• _Exercise description_
Rewrite each line of the material below as an entry in a numbered list, leaving out blank lines.

_____

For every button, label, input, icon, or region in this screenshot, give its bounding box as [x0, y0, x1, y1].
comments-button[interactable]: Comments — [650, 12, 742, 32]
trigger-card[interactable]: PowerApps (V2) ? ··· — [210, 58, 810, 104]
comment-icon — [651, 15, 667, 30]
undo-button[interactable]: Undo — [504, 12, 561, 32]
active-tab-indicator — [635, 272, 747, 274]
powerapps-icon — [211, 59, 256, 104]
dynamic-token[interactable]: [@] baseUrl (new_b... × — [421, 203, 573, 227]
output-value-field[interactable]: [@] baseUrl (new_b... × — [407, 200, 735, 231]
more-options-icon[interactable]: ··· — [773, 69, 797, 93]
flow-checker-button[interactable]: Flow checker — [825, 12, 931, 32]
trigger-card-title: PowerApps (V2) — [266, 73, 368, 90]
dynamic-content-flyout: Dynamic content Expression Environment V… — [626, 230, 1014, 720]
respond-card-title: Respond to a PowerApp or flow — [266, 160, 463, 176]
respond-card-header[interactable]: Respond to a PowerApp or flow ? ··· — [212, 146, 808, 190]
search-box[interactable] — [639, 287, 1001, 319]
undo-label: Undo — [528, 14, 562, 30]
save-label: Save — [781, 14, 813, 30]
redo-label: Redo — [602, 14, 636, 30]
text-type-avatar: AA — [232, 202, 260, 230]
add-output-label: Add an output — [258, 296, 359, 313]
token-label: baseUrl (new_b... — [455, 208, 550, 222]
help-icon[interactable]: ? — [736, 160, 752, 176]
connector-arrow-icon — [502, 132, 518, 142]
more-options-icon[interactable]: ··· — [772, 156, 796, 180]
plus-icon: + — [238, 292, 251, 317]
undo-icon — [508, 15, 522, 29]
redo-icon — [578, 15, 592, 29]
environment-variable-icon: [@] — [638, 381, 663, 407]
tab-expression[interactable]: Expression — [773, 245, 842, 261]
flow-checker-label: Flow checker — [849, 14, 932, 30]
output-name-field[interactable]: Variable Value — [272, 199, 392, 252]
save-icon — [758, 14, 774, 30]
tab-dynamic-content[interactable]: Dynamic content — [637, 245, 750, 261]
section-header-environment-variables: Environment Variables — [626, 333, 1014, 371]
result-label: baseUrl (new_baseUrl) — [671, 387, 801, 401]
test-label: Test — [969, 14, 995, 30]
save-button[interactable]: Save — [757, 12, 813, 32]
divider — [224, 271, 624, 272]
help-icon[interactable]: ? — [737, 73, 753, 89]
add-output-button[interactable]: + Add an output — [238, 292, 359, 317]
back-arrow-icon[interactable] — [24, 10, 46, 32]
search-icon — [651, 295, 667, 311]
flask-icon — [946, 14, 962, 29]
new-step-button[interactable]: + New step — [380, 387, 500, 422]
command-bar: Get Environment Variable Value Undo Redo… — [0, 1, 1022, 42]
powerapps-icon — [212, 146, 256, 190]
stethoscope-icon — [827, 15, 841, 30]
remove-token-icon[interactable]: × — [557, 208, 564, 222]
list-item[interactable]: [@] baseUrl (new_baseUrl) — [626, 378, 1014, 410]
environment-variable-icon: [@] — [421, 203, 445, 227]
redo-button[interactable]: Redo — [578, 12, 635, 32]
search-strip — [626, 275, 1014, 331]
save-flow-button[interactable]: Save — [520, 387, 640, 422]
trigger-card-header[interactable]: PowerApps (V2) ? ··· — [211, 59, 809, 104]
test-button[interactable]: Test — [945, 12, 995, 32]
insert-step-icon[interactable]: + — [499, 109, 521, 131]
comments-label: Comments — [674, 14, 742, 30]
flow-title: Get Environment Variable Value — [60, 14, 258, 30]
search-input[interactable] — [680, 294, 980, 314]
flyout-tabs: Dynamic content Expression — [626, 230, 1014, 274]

_____

• _Written response_
1. For every button, label, input, icon, or region in this screenshot, give its bounding box as [x0, y0, x1, y1].
2. comments-button[interactable]: Comments — [650, 12, 742, 32]
3. trigger-card[interactable]: PowerApps (V2) ? ··· — [210, 58, 810, 104]
4. comment-icon — [651, 15, 667, 30]
5. undo-button[interactable]: Undo — [504, 12, 561, 32]
6. active-tab-indicator — [635, 272, 747, 274]
7. powerapps-icon — [211, 59, 256, 104]
8. dynamic-token[interactable]: [@] baseUrl (new_b... × — [421, 203, 573, 227]
9. output-value-field[interactable]: [@] baseUrl (new_b... × — [407, 200, 735, 231]
10. more-options-icon[interactable]: ··· — [773, 69, 797, 93]
11. flow-checker-button[interactable]: Flow checker — [825, 12, 931, 32]
12. trigger-card-title: PowerApps (V2) — [266, 73, 368, 90]
13. dynamic-content-flyout: Dynamic content Expression Environment V… — [626, 230, 1014, 720]
14. respond-card-title: Respond to a PowerApp or flow — [266, 160, 463, 176]
15. respond-card-header[interactable]: Respond to a PowerApp or flow ? ··· — [212, 146, 808, 190]
16. search-box[interactable] — [639, 287, 1001, 319]
17. undo-label: Undo — [528, 14, 562, 30]
18. save-label: Save — [781, 14, 813, 30]
19. redo-label: Redo — [602, 14, 636, 30]
20. text-type-avatar: AA — [232, 202, 260, 230]
21. add-output-label: Add an output — [258, 296, 359, 313]
22. token-label: baseUrl (new_b... — [455, 208, 550, 222]
23. help-icon[interactable]: ? — [736, 160, 752, 176]
24. connector-arrow-icon — [502, 132, 518, 142]
25. more-options-icon[interactable]: ··· — [772, 156, 796, 180]
26. plus-icon: + — [238, 292, 251, 317]
27. undo-icon — [508, 15, 522, 29]
28. redo-icon — [578, 15, 592, 29]
29. environment-variable-icon: [@] — [638, 381, 663, 407]
30. tab-expression[interactable]: Expression — [773, 245, 842, 261]
31. flow-checker-label: Flow checker — [849, 14, 932, 30]
32. output-name-field[interactable]: Variable Value — [272, 199, 392, 252]
33. save-icon — [758, 14, 774, 30]
34. tab-dynamic-content[interactable]: Dynamic content — [637, 245, 750, 261]
35. section-header-environment-variables: Environment Variables — [626, 333, 1014, 371]
36. result-label: baseUrl (new_baseUrl) — [671, 387, 801, 401]
37. test-label: Test — [969, 14, 995, 30]
38. save-button[interactable]: Save — [757, 12, 813, 32]
39. divider — [224, 271, 624, 272]
40. help-icon[interactable]: ? — [737, 73, 753, 89]
41. add-output-button[interactable]: + Add an output — [238, 292, 359, 317]
42. back-arrow-icon[interactable] — [24, 10, 46, 32]
43. search-icon — [651, 295, 667, 311]
44. flask-icon — [946, 14, 962, 29]
45. new-step-button[interactable]: + New step — [380, 387, 500, 422]
46. command-bar: Get Environment Variable Value Undo Redo… — [0, 1, 1022, 42]
47. powerapps-icon — [212, 146, 256, 190]
48. stethoscope-icon — [827, 15, 841, 30]
49. remove-token-icon[interactable]: × — [557, 208, 564, 222]
50. list-item[interactable]: [@] baseUrl (new_baseUrl) — [626, 378, 1014, 410]
51. environment-variable-icon: [@] — [421, 203, 445, 227]
52. redo-button[interactable]: Redo — [578, 12, 635, 32]
53. search-strip — [626, 275, 1014, 331]
54. save-flow-button[interactable]: Save — [520, 387, 640, 422]
55. trigger-card-header[interactable]: PowerApps (V2) ? ··· — [211, 59, 809, 104]
56. test-button[interactable]: Test — [945, 12, 995, 32]
57. insert-step-icon[interactable]: + — [499, 109, 521, 131]
58. comments-label: Comments — [674, 14, 742, 30]
59. flow-title: Get Environment Variable Value — [60, 14, 258, 30]
60. search-input[interactable] — [680, 294, 980, 314]
61. flyout-tabs: Dynamic content Expression — [626, 230, 1014, 274]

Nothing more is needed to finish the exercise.